Your instructions: Every line below that holds the string "launcher" should be copied out.

Rows:
·····
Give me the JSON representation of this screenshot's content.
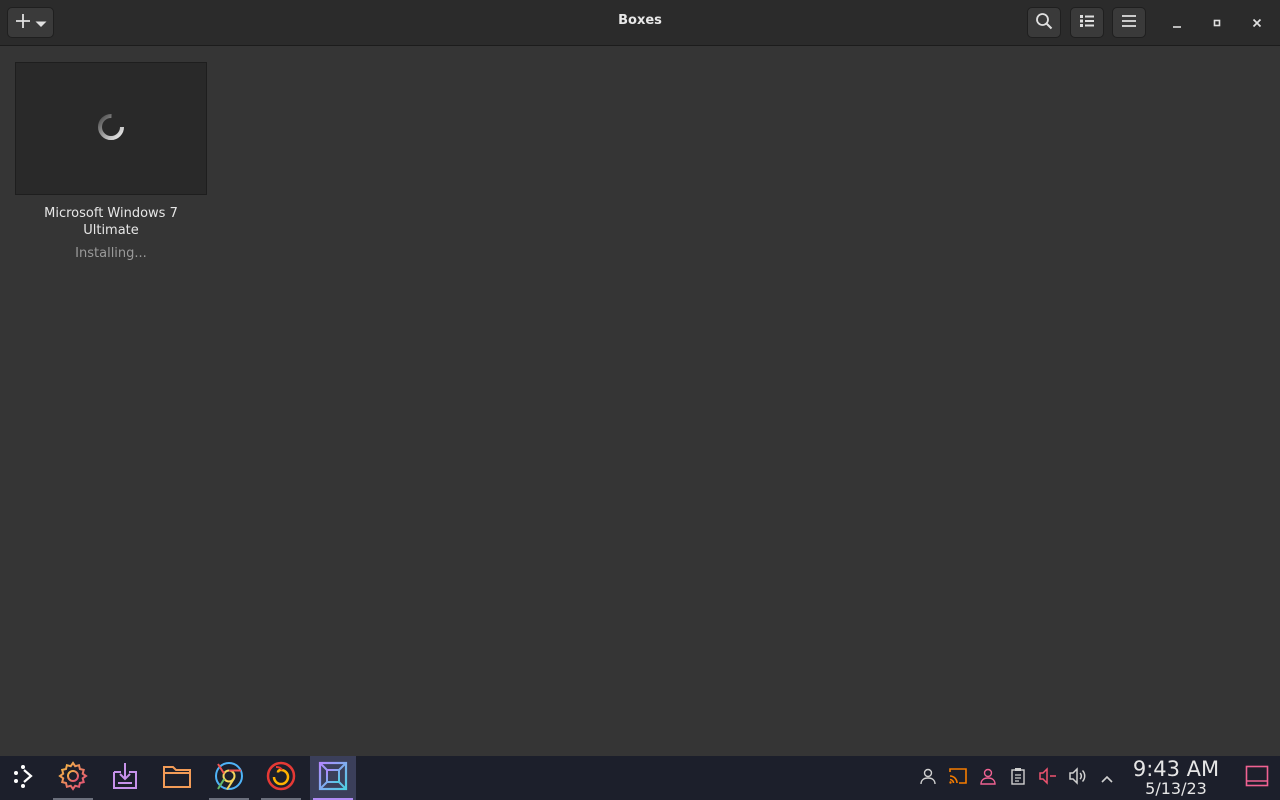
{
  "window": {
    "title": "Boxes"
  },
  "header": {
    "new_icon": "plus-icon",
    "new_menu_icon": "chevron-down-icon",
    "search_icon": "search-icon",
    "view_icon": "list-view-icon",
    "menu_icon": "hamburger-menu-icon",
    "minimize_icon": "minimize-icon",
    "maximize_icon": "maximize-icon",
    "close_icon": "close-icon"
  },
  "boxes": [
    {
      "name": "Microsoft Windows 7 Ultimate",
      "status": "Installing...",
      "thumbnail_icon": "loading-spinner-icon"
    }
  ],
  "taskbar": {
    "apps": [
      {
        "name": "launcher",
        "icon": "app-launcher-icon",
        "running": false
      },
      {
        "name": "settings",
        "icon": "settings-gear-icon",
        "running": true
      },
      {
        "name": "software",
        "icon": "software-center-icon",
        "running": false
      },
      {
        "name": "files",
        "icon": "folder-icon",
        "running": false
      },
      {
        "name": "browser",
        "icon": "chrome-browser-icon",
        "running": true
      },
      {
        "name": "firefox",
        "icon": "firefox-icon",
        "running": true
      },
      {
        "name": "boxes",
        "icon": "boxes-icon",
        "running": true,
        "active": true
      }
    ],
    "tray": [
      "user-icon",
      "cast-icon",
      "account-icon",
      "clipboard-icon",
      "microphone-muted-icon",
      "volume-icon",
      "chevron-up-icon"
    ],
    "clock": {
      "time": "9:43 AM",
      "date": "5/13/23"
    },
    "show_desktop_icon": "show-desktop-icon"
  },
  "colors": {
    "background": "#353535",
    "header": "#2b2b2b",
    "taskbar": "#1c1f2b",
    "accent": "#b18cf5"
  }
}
·····
Result of this task:
        "name": "launcher",
        "icon": "app-launcher-icon",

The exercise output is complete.